### Goal of the exercise:
Copy the stretch of lines from the first one through the line containing "y-tick-label: 20%: [32, 468, 68, 488]", inclusive, character for character.

## BEGIN

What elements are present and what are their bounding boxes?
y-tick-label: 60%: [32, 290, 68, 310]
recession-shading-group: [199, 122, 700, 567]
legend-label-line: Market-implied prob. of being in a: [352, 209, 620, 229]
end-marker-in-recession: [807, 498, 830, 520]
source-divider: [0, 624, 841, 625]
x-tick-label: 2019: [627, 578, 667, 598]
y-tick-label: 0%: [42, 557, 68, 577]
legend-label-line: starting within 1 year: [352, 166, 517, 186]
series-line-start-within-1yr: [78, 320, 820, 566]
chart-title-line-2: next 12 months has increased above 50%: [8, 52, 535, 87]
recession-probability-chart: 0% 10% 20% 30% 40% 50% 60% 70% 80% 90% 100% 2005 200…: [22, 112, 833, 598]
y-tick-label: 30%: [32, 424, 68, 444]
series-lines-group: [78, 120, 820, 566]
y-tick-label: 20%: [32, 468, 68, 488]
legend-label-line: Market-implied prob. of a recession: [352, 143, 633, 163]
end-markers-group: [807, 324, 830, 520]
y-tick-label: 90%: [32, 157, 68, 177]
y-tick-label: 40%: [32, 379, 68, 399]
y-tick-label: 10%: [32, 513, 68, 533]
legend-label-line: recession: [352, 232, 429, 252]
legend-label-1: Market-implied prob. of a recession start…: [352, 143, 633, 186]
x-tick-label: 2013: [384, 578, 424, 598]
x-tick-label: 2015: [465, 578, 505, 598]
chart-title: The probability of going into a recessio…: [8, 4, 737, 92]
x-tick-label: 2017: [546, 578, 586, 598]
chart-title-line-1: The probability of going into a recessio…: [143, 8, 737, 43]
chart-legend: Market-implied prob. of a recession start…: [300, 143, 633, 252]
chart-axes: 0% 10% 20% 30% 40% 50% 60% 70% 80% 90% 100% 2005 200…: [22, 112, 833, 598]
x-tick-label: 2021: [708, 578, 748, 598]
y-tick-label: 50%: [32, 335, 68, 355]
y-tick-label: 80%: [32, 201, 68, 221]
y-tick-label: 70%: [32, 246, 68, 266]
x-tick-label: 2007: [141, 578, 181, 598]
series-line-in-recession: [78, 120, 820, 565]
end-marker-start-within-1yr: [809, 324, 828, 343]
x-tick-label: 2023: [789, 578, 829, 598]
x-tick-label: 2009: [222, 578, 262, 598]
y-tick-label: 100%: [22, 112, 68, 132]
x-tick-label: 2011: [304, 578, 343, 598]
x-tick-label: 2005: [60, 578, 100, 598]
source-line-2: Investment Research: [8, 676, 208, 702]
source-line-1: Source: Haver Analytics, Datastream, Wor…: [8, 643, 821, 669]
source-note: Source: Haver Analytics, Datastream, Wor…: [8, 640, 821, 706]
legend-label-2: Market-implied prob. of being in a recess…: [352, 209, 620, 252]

## END

### Exercise output:
What elements are present and what are their bounding boxes?
y-tick-label: 60%: [32, 290, 68, 310]
recession-shading-group: [199, 122, 700, 567]
legend-label-line: Market-implied prob. of being in a: [352, 209, 620, 229]
end-marker-in-recession: [807, 498, 830, 520]
source-divider: [0, 624, 841, 625]
x-tick-label: 2019: [627, 578, 667, 598]
y-tick-label: 0%: [42, 557, 68, 577]
legend-label-line: starting within 1 year: [352, 166, 517, 186]
series-line-start-within-1yr: [78, 320, 820, 566]
chart-title-line-2: next 12 months has increased above 50%: [8, 52, 535, 87]
recession-probability-chart: 0% 10% 20% 30% 40% 50% 60% 70% 80% 90% 100% 2005 200…: [22, 112, 833, 598]
y-tick-label: 30%: [32, 424, 68, 444]
series-lines-group: [78, 120, 820, 566]
y-tick-label: 20%: [32, 468, 68, 488]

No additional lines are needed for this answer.